Each line below either holds the string "jsem" or doesn't. Count those that do and give only the number.

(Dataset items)
________________
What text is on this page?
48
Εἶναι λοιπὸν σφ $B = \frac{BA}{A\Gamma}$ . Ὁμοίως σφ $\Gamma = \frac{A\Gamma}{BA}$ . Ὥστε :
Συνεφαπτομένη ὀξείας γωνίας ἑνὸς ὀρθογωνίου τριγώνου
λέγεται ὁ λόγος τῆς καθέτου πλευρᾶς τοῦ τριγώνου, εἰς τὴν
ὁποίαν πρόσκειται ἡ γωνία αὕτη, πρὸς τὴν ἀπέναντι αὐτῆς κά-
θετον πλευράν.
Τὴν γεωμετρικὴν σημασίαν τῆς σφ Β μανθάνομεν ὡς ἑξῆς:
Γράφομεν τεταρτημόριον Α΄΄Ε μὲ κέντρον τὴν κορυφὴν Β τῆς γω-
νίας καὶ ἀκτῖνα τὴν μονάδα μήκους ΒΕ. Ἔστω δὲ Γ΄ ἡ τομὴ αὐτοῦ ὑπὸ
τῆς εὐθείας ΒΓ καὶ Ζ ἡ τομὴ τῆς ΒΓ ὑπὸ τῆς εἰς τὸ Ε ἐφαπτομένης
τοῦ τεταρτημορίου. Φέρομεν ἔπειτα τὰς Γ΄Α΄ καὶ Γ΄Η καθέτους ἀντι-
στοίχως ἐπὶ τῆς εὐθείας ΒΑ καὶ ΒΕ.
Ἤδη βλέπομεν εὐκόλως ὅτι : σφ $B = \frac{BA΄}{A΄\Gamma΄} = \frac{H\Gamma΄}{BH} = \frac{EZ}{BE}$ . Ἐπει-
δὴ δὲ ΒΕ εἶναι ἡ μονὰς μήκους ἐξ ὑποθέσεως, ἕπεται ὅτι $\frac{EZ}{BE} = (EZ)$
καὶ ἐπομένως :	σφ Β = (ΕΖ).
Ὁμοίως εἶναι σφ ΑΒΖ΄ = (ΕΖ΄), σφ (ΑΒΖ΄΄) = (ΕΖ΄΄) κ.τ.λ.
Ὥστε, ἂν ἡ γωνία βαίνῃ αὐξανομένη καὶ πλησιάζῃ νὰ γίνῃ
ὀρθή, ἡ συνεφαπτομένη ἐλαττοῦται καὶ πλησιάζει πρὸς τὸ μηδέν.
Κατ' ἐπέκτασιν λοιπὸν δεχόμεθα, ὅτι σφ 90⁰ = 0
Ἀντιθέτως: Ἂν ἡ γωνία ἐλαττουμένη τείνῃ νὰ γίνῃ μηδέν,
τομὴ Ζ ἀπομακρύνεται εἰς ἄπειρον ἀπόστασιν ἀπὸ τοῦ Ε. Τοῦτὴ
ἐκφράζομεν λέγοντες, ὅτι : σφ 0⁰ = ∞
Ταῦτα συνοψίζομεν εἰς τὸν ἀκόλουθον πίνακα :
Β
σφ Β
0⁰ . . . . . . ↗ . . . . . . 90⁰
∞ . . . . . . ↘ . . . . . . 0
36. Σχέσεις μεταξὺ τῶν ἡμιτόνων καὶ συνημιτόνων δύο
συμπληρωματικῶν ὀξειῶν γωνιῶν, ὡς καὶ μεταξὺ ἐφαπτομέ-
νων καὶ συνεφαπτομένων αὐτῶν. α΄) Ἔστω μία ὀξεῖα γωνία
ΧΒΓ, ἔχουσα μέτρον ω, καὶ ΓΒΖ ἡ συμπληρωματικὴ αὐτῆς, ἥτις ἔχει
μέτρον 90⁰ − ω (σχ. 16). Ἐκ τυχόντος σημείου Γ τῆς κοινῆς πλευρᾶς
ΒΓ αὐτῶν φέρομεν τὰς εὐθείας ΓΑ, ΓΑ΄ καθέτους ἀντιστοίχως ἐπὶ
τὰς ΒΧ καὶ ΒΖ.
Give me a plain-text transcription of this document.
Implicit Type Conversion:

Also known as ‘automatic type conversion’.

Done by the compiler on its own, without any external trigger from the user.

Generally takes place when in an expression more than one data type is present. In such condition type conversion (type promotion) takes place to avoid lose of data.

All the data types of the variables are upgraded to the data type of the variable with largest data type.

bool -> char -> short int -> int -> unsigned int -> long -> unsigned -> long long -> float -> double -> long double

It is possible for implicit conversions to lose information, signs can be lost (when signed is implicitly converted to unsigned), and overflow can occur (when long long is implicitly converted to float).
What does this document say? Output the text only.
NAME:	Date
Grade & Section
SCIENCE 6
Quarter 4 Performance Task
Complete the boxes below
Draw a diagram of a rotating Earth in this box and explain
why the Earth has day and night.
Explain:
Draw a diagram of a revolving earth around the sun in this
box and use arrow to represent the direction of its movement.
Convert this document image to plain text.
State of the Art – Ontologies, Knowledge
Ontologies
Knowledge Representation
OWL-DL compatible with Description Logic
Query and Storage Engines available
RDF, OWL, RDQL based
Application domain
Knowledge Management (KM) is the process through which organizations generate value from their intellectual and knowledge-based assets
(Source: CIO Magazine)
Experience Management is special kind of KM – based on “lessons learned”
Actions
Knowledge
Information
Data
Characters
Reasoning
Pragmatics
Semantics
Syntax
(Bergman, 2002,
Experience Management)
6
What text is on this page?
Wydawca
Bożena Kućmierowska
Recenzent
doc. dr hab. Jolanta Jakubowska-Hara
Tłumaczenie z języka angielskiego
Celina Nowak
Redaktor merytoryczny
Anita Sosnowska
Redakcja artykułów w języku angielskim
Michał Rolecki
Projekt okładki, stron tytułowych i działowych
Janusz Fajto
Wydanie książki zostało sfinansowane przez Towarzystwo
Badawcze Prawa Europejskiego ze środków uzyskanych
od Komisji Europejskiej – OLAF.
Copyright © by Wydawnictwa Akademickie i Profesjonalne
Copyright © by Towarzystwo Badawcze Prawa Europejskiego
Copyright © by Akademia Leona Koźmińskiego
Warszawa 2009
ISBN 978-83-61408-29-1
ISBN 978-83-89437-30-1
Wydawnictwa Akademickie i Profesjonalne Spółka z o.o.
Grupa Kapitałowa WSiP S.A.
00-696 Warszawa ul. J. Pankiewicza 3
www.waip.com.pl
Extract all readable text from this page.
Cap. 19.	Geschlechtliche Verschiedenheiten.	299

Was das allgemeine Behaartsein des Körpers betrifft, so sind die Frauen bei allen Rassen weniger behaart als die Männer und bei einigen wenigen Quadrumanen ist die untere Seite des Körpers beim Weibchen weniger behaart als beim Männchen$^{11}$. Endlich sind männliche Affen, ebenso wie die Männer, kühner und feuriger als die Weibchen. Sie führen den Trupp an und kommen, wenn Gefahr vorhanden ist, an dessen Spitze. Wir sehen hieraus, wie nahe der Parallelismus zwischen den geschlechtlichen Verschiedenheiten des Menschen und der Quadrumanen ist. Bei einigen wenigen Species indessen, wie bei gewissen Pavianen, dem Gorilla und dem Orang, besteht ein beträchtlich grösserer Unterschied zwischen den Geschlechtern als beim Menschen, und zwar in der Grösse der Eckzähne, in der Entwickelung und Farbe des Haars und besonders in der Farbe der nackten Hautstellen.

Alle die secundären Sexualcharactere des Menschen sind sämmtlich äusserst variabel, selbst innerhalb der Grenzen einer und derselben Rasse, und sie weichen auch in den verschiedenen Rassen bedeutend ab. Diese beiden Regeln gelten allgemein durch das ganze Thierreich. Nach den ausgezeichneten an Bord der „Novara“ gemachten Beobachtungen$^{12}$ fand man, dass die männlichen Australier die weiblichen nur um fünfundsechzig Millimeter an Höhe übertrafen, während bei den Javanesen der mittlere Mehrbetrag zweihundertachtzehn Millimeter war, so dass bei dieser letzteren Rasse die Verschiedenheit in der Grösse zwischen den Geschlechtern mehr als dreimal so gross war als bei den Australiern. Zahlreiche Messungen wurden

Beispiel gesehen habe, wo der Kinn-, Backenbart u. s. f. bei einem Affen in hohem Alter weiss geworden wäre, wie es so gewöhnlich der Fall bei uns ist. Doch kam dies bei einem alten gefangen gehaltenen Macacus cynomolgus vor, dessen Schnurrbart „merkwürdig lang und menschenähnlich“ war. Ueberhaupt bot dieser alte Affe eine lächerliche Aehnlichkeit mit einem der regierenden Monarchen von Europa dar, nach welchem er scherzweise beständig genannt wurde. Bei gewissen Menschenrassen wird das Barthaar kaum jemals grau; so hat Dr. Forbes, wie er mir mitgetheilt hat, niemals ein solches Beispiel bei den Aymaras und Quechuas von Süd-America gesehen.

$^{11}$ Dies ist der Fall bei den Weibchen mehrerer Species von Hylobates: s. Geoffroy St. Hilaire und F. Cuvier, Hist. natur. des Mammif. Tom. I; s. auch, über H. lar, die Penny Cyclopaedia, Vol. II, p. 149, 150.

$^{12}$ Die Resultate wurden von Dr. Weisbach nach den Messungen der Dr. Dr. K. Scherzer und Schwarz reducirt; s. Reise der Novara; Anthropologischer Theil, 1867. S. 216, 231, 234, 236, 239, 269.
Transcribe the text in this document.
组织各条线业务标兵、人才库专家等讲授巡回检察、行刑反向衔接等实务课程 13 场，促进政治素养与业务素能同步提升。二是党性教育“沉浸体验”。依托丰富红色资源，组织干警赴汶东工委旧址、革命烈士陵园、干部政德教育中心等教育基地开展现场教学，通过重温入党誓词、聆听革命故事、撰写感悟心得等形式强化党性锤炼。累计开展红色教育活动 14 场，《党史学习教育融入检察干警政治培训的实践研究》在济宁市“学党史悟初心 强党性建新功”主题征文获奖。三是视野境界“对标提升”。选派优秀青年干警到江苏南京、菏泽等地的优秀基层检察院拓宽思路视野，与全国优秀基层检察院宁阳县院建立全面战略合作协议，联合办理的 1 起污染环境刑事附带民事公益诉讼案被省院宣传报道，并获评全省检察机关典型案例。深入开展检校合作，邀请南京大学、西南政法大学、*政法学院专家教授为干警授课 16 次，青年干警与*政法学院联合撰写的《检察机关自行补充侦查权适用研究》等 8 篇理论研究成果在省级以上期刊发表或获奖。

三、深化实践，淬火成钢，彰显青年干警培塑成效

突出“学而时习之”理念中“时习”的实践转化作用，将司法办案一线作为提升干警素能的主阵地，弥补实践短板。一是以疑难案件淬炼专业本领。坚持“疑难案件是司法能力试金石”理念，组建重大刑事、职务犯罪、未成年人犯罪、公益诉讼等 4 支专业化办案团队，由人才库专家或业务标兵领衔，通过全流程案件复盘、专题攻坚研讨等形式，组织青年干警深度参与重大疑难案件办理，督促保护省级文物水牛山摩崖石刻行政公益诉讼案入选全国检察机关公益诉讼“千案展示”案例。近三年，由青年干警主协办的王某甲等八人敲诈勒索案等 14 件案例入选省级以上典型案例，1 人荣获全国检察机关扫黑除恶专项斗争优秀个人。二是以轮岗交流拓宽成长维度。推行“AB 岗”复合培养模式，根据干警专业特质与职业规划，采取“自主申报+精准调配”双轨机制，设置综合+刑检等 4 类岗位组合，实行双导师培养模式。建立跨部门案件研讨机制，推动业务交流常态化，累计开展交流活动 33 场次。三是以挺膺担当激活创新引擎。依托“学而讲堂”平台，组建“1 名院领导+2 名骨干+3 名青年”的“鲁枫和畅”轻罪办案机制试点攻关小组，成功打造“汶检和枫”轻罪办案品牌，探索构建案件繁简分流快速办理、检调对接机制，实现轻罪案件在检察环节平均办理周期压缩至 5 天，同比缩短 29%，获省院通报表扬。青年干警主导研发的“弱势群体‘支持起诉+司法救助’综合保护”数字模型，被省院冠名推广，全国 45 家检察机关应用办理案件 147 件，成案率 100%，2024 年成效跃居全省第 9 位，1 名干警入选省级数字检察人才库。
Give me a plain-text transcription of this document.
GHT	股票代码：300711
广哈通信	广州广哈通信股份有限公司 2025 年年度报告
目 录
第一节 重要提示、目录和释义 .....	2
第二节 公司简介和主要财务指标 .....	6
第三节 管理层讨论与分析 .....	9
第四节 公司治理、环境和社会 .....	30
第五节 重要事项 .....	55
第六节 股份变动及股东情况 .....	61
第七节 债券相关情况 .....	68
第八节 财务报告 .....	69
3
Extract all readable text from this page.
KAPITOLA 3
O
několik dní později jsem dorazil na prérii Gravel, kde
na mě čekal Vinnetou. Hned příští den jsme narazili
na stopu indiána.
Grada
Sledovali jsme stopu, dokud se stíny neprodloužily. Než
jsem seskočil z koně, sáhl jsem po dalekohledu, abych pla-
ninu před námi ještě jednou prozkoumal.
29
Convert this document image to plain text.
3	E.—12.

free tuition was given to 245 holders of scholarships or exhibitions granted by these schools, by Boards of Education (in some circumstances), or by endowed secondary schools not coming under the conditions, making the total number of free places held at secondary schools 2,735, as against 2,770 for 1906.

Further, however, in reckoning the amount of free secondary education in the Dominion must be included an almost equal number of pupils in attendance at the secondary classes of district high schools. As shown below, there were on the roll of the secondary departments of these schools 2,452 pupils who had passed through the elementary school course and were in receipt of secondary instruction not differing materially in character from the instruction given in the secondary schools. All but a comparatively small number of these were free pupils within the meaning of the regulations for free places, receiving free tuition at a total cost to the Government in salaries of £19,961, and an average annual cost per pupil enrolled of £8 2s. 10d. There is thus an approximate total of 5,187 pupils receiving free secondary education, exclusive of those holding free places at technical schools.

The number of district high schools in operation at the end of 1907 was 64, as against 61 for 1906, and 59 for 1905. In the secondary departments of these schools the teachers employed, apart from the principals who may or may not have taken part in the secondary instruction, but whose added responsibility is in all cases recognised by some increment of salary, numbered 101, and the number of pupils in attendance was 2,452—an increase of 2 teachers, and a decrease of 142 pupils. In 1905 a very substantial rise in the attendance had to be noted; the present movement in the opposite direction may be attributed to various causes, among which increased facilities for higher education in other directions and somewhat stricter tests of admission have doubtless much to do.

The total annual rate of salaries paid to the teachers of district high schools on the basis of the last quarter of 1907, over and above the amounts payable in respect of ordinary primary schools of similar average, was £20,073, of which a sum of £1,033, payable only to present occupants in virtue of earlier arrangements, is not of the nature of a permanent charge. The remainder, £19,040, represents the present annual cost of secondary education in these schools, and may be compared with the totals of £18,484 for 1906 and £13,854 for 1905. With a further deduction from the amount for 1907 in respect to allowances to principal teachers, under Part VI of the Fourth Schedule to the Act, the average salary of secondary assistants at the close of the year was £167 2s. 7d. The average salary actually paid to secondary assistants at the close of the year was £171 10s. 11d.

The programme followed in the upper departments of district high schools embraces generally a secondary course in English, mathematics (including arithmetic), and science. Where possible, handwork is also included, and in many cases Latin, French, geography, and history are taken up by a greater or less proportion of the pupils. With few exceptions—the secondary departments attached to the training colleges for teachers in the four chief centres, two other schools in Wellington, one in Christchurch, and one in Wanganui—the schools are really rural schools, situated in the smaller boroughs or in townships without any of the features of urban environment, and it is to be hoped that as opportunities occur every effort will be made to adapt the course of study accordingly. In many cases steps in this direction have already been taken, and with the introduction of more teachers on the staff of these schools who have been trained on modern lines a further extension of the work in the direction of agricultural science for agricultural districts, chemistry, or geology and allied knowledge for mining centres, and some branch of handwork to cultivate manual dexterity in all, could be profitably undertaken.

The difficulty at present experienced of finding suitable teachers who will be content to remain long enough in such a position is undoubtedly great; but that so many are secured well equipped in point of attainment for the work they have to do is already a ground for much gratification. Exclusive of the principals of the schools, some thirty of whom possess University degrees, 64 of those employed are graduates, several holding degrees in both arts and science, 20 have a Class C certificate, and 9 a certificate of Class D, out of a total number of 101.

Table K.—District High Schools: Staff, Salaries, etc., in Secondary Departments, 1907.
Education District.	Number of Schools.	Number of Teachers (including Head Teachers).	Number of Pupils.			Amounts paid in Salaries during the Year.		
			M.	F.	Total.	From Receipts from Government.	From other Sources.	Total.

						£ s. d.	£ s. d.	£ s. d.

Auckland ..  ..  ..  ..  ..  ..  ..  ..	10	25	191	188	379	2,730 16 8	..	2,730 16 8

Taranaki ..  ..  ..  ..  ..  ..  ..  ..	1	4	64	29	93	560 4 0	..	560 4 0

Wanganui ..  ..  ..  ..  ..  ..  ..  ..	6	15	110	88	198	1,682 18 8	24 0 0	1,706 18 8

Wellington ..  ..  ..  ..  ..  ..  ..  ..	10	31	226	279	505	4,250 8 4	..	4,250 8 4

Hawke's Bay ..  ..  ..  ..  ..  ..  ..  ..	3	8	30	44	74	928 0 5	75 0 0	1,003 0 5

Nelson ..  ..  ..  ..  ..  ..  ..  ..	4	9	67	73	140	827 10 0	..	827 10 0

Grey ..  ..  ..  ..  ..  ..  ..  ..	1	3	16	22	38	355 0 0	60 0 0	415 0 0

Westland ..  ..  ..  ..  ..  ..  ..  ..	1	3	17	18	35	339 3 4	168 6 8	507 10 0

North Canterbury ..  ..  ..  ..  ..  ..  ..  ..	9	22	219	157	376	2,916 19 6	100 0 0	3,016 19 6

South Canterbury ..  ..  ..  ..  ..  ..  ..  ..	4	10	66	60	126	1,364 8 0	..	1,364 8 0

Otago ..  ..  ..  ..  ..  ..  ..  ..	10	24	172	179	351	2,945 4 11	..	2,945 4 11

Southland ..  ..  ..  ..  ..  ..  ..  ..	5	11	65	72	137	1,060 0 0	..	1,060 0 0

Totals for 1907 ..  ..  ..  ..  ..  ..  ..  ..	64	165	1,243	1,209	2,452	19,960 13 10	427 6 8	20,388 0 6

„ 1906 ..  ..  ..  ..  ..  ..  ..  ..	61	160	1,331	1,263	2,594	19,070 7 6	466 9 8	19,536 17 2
________________
=== Exercise solution ===
2